--- start Exercise data ---

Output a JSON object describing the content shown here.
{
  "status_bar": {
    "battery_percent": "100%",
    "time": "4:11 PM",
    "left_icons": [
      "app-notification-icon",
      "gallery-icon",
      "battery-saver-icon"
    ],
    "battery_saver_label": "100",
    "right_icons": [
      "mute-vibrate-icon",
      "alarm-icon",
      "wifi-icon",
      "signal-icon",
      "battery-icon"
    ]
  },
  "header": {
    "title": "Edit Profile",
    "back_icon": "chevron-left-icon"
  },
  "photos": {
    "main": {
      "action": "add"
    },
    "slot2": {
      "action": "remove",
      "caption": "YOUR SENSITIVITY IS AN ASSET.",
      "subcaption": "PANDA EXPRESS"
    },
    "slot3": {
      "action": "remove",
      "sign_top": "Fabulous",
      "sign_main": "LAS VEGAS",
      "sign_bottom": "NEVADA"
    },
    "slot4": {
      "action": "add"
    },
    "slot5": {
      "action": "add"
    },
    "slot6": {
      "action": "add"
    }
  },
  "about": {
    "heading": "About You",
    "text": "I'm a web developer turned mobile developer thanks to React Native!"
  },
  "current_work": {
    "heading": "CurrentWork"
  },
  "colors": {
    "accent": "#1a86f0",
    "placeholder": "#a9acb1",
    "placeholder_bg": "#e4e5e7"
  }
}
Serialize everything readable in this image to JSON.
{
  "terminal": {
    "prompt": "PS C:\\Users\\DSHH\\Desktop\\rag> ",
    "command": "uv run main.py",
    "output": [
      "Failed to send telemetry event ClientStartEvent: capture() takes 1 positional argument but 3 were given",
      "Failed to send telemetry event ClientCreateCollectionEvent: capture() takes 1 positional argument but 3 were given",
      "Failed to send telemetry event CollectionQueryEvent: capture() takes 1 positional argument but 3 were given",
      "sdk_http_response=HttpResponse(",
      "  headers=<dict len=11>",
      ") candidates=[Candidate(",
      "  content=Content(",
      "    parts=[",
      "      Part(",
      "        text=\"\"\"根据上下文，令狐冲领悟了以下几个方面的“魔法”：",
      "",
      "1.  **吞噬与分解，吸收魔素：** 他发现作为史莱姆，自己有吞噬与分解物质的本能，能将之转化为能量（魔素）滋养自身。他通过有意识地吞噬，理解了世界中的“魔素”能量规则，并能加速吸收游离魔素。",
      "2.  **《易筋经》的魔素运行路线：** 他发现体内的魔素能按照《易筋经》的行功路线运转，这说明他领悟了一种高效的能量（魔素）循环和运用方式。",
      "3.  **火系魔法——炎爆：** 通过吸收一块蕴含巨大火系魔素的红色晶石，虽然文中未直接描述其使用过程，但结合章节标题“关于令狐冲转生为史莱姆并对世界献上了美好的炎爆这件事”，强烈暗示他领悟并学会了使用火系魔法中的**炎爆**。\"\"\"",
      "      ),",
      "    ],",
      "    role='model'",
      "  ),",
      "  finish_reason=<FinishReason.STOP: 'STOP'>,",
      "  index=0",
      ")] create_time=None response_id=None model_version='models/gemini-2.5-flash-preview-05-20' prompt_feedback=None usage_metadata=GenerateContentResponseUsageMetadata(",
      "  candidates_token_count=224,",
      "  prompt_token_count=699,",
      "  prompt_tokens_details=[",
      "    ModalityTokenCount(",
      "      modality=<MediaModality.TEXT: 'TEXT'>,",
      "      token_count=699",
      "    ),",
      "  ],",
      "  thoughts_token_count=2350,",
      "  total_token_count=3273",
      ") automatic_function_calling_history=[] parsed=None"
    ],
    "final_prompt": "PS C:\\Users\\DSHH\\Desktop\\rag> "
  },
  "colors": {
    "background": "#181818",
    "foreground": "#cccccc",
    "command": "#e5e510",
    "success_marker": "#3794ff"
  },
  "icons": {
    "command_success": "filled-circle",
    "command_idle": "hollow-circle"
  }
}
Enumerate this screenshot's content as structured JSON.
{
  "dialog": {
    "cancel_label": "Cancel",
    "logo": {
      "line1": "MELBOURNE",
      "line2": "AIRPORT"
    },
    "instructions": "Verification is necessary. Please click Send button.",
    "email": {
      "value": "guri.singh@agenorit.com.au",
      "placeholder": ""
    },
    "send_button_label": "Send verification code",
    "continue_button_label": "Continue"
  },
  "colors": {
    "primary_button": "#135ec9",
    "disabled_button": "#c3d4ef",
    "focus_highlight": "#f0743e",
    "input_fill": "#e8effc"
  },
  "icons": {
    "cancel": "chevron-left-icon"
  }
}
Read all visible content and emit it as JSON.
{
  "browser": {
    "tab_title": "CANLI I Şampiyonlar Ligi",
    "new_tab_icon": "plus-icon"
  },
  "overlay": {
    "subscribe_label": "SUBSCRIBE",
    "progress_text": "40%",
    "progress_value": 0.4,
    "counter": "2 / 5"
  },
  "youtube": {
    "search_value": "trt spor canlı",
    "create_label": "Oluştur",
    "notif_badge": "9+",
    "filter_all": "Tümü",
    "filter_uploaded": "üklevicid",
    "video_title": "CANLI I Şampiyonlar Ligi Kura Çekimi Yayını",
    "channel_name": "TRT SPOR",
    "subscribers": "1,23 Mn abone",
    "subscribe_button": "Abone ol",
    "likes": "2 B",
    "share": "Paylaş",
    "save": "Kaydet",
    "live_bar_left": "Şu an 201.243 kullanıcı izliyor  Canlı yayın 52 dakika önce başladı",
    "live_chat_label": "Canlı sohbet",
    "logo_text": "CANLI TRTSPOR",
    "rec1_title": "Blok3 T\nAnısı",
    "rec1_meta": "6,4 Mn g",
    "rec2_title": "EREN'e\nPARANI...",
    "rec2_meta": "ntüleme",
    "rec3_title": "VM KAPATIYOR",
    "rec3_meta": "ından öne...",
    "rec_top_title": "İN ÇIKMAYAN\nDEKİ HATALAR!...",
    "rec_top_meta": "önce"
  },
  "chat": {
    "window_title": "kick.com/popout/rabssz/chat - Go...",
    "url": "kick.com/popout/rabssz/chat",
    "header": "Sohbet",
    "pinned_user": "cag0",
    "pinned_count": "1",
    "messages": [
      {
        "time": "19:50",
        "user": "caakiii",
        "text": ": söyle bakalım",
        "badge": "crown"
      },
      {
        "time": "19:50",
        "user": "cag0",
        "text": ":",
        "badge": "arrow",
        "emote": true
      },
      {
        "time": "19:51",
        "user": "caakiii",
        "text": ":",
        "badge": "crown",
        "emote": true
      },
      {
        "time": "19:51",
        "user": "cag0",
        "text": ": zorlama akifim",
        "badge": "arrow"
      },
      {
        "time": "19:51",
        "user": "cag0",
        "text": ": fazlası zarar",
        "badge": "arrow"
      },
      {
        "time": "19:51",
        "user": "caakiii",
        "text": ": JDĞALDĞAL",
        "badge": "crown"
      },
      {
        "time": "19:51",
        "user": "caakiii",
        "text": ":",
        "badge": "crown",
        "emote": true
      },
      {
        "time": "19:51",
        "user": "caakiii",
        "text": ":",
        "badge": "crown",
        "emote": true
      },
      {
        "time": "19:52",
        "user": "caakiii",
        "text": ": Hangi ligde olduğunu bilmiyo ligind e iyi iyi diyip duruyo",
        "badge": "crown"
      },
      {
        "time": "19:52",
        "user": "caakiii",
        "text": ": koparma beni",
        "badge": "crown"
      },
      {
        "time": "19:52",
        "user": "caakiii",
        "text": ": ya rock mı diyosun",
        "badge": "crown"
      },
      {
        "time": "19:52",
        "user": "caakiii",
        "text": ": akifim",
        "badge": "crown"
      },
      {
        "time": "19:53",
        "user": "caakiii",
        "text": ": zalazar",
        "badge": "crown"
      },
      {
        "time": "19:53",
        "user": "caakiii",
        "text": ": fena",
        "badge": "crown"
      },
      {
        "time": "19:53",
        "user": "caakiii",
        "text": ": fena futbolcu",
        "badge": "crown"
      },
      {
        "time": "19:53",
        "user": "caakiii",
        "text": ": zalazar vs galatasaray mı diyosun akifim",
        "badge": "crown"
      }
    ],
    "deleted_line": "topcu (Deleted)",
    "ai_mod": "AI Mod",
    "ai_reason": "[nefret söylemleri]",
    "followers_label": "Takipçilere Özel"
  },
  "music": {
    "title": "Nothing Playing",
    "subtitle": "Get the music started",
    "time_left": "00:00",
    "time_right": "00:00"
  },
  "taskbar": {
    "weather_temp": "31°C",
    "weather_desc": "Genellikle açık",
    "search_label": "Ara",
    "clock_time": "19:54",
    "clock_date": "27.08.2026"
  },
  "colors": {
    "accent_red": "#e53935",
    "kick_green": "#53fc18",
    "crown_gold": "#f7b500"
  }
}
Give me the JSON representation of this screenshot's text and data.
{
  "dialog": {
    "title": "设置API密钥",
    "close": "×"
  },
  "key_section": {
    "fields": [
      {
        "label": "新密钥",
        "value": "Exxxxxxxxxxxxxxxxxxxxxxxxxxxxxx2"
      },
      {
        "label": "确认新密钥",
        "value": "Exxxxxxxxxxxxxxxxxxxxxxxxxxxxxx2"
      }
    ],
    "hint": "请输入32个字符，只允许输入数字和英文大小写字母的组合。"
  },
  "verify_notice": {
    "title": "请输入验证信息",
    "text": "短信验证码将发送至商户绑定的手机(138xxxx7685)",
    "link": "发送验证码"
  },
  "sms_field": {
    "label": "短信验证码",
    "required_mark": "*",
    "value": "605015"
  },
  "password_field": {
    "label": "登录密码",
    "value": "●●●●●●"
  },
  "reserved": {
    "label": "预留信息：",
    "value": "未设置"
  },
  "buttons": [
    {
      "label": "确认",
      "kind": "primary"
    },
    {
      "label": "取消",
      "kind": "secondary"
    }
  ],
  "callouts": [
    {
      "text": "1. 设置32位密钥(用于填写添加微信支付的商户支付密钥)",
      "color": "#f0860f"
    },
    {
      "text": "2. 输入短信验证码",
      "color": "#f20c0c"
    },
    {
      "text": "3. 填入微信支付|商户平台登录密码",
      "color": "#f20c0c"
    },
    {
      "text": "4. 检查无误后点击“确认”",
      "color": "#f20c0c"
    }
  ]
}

--- end Exercise data ---

The exercise:
Every line from the line containing "Give me the" to the last line of the material above must be repeated exactly, and no other line.

Task solution:
Give me the JSON representation of this screenshot's text and data.
{
  "dialog": {
    "title": "设置API密钥",
    "close": "×"
  },
  "key_section": {
    "fields": [
      {
        "label": "新密钥",
        "value": "Exxxxxxxxxxxxxxxxxxxxxxxxxxxxxx2"
      },
      {
        "label": "确认新密钥",
        "value": "Exxxxxxxxxxxxxxxxxxxxxxxxxxxxxx2"
      }
    ],
    "hint": "请输入32个字符，只允许输入数字和英文大小写字母的组合。"
  },
  "verify_notice": {
    "title": "请输入验证信息",
    "text": "短信验证码将发送至商户绑定的手机(138xxxx7685)",
    "link": "发送验证码"
  },
  "sms_field": {
    "label": "短信验证码",
    "required_mark": "*",
    "value": "605015"
  },
  "password_field": {
    "label": "登录密码",
    "value": "●●●●●●"
  },
  "reserved": {
    "label": "预留信息：",
    "value": "未设置"
  },
  "buttons": [
    {
      "label": "确认",
      "kind": "primary"
    },
    {
      "label": "取消",
      "kind": "secondary"
    }
  ],
  "callouts": [
    {
      "text": "1. 设置32位密钥(用于填写添加微信支付的商户支付密钥)",
      "color": "#f0860f"
    },
    {
      "text": "2. 输入短信验证码",
      "color": "#f20c0c"
    },
    {
      "text": "3. 填入微信支付|商户平台登录密码",
      "color": "#f20c0c"
    },
    {
      "text": "4. 检查无误后点击“确认”",
      "color": "#f20c0c"
    }
  ]
}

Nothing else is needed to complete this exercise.